:: Set task ::
Copy the records below exactly, omitting any pictures they contain.

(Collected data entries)
:::

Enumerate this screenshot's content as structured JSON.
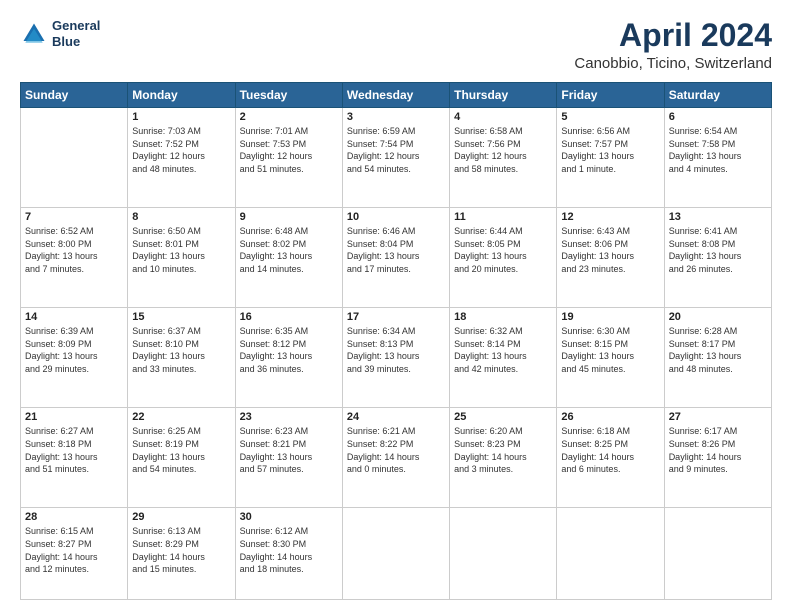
{
  "header": {
    "logo_line1": "General",
    "logo_line2": "Blue",
    "title": "April 2024",
    "subtitle": "Canobbio, Ticino, Switzerland"
  },
  "weekdays": [
    "Sunday",
    "Monday",
    "Tuesday",
    "Wednesday",
    "Thursday",
    "Friday",
    "Saturday"
  ],
  "weeks": [
    [
      {
        "day": "",
        "info": ""
      },
      {
        "day": "1",
        "info": "Sunrise: 7:03 AM\nSunset: 7:52 PM\nDaylight: 12 hours\nand 48 minutes."
      },
      {
        "day": "2",
        "info": "Sunrise: 7:01 AM\nSunset: 7:53 PM\nDaylight: 12 hours\nand 51 minutes."
      },
      {
        "day": "3",
        "info": "Sunrise: 6:59 AM\nSunset: 7:54 PM\nDaylight: 12 hours\nand 54 minutes."
      },
      {
        "day": "4",
        "info": "Sunrise: 6:58 AM\nSunset: 7:56 PM\nDaylight: 12 hours\nand 58 minutes."
      },
      {
        "day": "5",
        "info": "Sunrise: 6:56 AM\nSunset: 7:57 PM\nDaylight: 13 hours\nand 1 minute."
      },
      {
        "day": "6",
        "info": "Sunrise: 6:54 AM\nSunset: 7:58 PM\nDaylight: 13 hours\nand 4 minutes."
      }
    ],
    [
      {
        "day": "7",
        "info": "Sunrise: 6:52 AM\nSunset: 8:00 PM\nDaylight: 13 hours\nand 7 minutes."
      },
      {
        "day": "8",
        "info": "Sunrise: 6:50 AM\nSunset: 8:01 PM\nDaylight: 13 hours\nand 10 minutes."
      },
      {
        "day": "9",
        "info": "Sunrise: 6:48 AM\nSunset: 8:02 PM\nDaylight: 13 hours\nand 14 minutes."
      },
      {
        "day": "10",
        "info": "Sunrise: 6:46 AM\nSunset: 8:04 PM\nDaylight: 13 hours\nand 17 minutes."
      },
      {
        "day": "11",
        "info": "Sunrise: 6:44 AM\nSunset: 8:05 PM\nDaylight: 13 hours\nand 20 minutes."
      },
      {
        "day": "12",
        "info": "Sunrise: 6:43 AM\nSunset: 8:06 PM\nDaylight: 13 hours\nand 23 minutes."
      },
      {
        "day": "13",
        "info": "Sunrise: 6:41 AM\nSunset: 8:08 PM\nDaylight: 13 hours\nand 26 minutes."
      }
    ],
    [
      {
        "day": "14",
        "info": "Sunrise: 6:39 AM\nSunset: 8:09 PM\nDaylight: 13 hours\nand 29 minutes."
      },
      {
        "day": "15",
        "info": "Sunrise: 6:37 AM\nSunset: 8:10 PM\nDaylight: 13 hours\nand 33 minutes."
      },
      {
        "day": "16",
        "info": "Sunrise: 6:35 AM\nSunset: 8:12 PM\nDaylight: 13 hours\nand 36 minutes."
      },
      {
        "day": "17",
        "info": "Sunrise: 6:34 AM\nSunset: 8:13 PM\nDaylight: 13 hours\nand 39 minutes."
      },
      {
        "day": "18",
        "info": "Sunrise: 6:32 AM\nSunset: 8:14 PM\nDaylight: 13 hours\nand 42 minutes."
      },
      {
        "day": "19",
        "info": "Sunrise: 6:30 AM\nSunset: 8:15 PM\nDaylight: 13 hours\nand 45 minutes."
      },
      {
        "day": "20",
        "info": "Sunrise: 6:28 AM\nSunset: 8:17 PM\nDaylight: 13 hours\nand 48 minutes."
      }
    ],
    [
      {
        "day": "21",
        "info": "Sunrise: 6:27 AM\nSunset: 8:18 PM\nDaylight: 13 hours\nand 51 minutes."
      },
      {
        "day": "22",
        "info": "Sunrise: 6:25 AM\nSunset: 8:19 PM\nDaylight: 13 hours\nand 54 minutes."
      },
      {
        "day": "23",
        "info": "Sunrise: 6:23 AM\nSunset: 8:21 PM\nDaylight: 13 hours\nand 57 minutes."
      },
      {
        "day": "24",
        "info": "Sunrise: 6:21 AM\nSunset: 8:22 PM\nDaylight: 14 hours\nand 0 minutes."
      },
      {
        "day": "25",
        "info": "Sunrise: 6:20 AM\nSunset: 8:23 PM\nDaylight: 14 hours\nand 3 minutes."
      },
      {
        "day": "26",
        "info": "Sunrise: 6:18 AM\nSunset: 8:25 PM\nDaylight: 14 hours\nand 6 minutes."
      },
      {
        "day": "27",
        "info": "Sunrise: 6:17 AM\nSunset: 8:26 PM\nDaylight: 14 hours\nand 9 minutes."
      }
    ],
    [
      {
        "day": "28",
        "info": "Sunrise: 6:15 AM\nSunset: 8:27 PM\nDaylight: 14 hours\nand 12 minutes."
      },
      {
        "day": "29",
        "info": "Sunrise: 6:13 AM\nSunset: 8:29 PM\nDaylight: 14 hours\nand 15 minutes."
      },
      {
        "day": "30",
        "info": "Sunrise: 6:12 AM\nSunset: 8:30 PM\nDaylight: 14 hours\nand 18 minutes."
      },
      {
        "day": "",
        "info": ""
      },
      {
        "day": "",
        "info": ""
      },
      {
        "day": "",
        "info": ""
      },
      {
        "day": "",
        "info": ""
      }
    ]
  ]
}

:::

:: Exercise answer ::
Enumerate this screenshot's content as structured JSON.
{
  "header": {
    "logo_line1": "General",
    "logo_line2": "Blue",
    "title": "April 2024",
    "subtitle": "Canobbio, Ticino, Switzerland"
  },
  "weekdays": [
    "Sunday",
    "Monday",
    "Tuesday",
    "Wednesday",
    "Thursday",
    "Friday",
    "Saturday"
  ],
  "weeks": [
    [
      {
        "day": "",
        "info": ""
      },
      {
        "day": "1",
        "info": "Sunrise: 7:03 AM\nSunset: 7:52 PM\nDaylight: 12 hours\nand 48 minutes."
      },
      {
        "day": "2",
        "info": "Sunrise: 7:01 AM\nSunset: 7:53 PM\nDaylight: 12 hours\nand 51 minutes."
      },
      {
        "day": "3",
        "info": "Sunrise: 6:59 AM\nSunset: 7:54 PM\nDaylight: 12 hours\nand 54 minutes."
      },
      {
        "day": "4",
        "info": "Sunrise: 6:58 AM\nSunset: 7:56 PM\nDaylight: 12 hours\nand 58 minutes."
      },
      {
        "day": "5",
        "info": "Sunrise: 6:56 AM\nSunset: 7:57 PM\nDaylight: 13 hours\nand 1 minute."
      },
      {
        "day": "6",
        "info": "Sunrise: 6:54 AM\nSunset: 7:58 PM\nDaylight: 13 hours\nand 4 minutes."
      }
    ],
    [
      {
        "day": "7",
        "info": "Sunrise: 6:52 AM\nSunset: 8:00 PM\nDaylight: 13 hours\nand 7 minutes."
      },
      {
        "day": "8",
        "info": "Sunrise: 6:50 AM\nSunset: 8:01 PM\nDaylight: 13 hours\nand 10 minutes."
      },
      {
        "day": "9",
        "info": "Sunrise: 6:48 AM\nSunset: 8:02 PM\nDaylight: 13 hours\nand 14 minutes."
      },
      {
        "day": "10",
        "info": "Sunrise: 6:46 AM\nSunset: 8:04 PM\nDaylight: 13 hours\nand 17 minutes."
      },
      {
        "day": "11",
        "info": "Sunrise: 6:44 AM\nSunset: 8:05 PM\nDaylight: 13 hours\nand 20 minutes."
      },
      {
        "day": "12",
        "info": "Sunrise: 6:43 AM\nSunset: 8:06 PM\nDaylight: 13 hours\nand 23 minutes."
      },
      {
        "day": "13",
        "info": "Sunrise: 6:41 AM\nSunset: 8:08 PM\nDaylight: 13 hours\nand 26 minutes."
      }
    ],
    [
      {
        "day": "14",
        "info": "Sunrise: 6:39 AM\nSunset: 8:09 PM\nDaylight: 13 hours\nand 29 minutes."
      },
      {
        "day": "15",
        "info": "Sunrise: 6:37 AM\nSunset: 8:10 PM\nDaylight: 13 hours\nand 33 minutes."
      },
      {
        "day": "16",
        "info": "Sunrise: 6:35 AM\nSunset: 8:12 PM\nDaylight: 13 hours\nand 36 minutes."
      },
      {
        "day": "17",
        "info": "Sunrise: 6:34 AM\nSunset: 8:13 PM\nDaylight: 13 hours\nand 39 minutes."
      },
      {
        "day": "18",
        "info": "Sunrise: 6:32 AM\nSunset: 8:14 PM\nDaylight: 13 hours\nand 42 minutes."
      },
      {
        "day": "19",
        "info": "Sunrise: 6:30 AM\nSunset: 8:15 PM\nDaylight: 13 hours\nand 45 minutes."
      },
      {
        "day": "20",
        "info": "Sunrise: 6:28 AM\nSunset: 8:17 PM\nDaylight: 13 hours\nand 48 minutes."
      }
    ],
    [
      {
        "day": "21",
        "info": "Sunrise: 6:27 AM\nSunset: 8:18 PM\nDaylight: 13 hours\nand 51 minutes."
      },
      {
        "day": "22",
        "info": "Sunrise: 6:25 AM\nSunset: 8:19 PM\nDaylight: 13 hours\nand 54 minutes."
      },
      {
        "day": "23",
        "info": "Sunrise: 6:23 AM\nSunset: 8:21 PM\nDaylight: 13 hours\nand 57 minutes."
      },
      {
        "day": "24",
        "info": "Sunrise: 6:21 AM\nSunset: 8:22 PM\nDaylight: 14 hours\nand 0 minutes."
      },
      {
        "day": "25",
        "info": "Sunrise: 6:20 AM\nSunset: 8:23 PM\nDaylight: 14 hours\nand 3 minutes."
      },
      {
        "day": "26",
        "info": "Sunrise: 6:18 AM\nSunset: 8:25 PM\nDaylight: 14 hours\nand 6 minutes."
      },
      {
        "day": "27",
        "info": "Sunrise: 6:17 AM\nSunset: 8:26 PM\nDaylight: 14 hours\nand 9 minutes."
      }
    ],
    [
      {
        "day": "28",
        "info": "Sunrise: 6:15 AM\nSunset: 8:27 PM\nDaylight: 14 hours\nand 12 minutes."
      },
      {
        "day": "29",
        "info": "Sunrise: 6:13 AM\nSunset: 8:29 PM\nDaylight: 14 hours\nand 15 minutes."
      },
      {
        "day": "30",
        "info": "Sunrise: 6:12 AM\nSunset: 8:30 PM\nDaylight: 14 hours\nand 18 minutes."
      },
      {
        "day": "",
        "info": ""
      },
      {
        "day": "",
        "info": ""
      },
      {
        "day": "",
        "info": ""
      },
      {
        "day": "",
        "info": ""
      }
    ]
  ]
}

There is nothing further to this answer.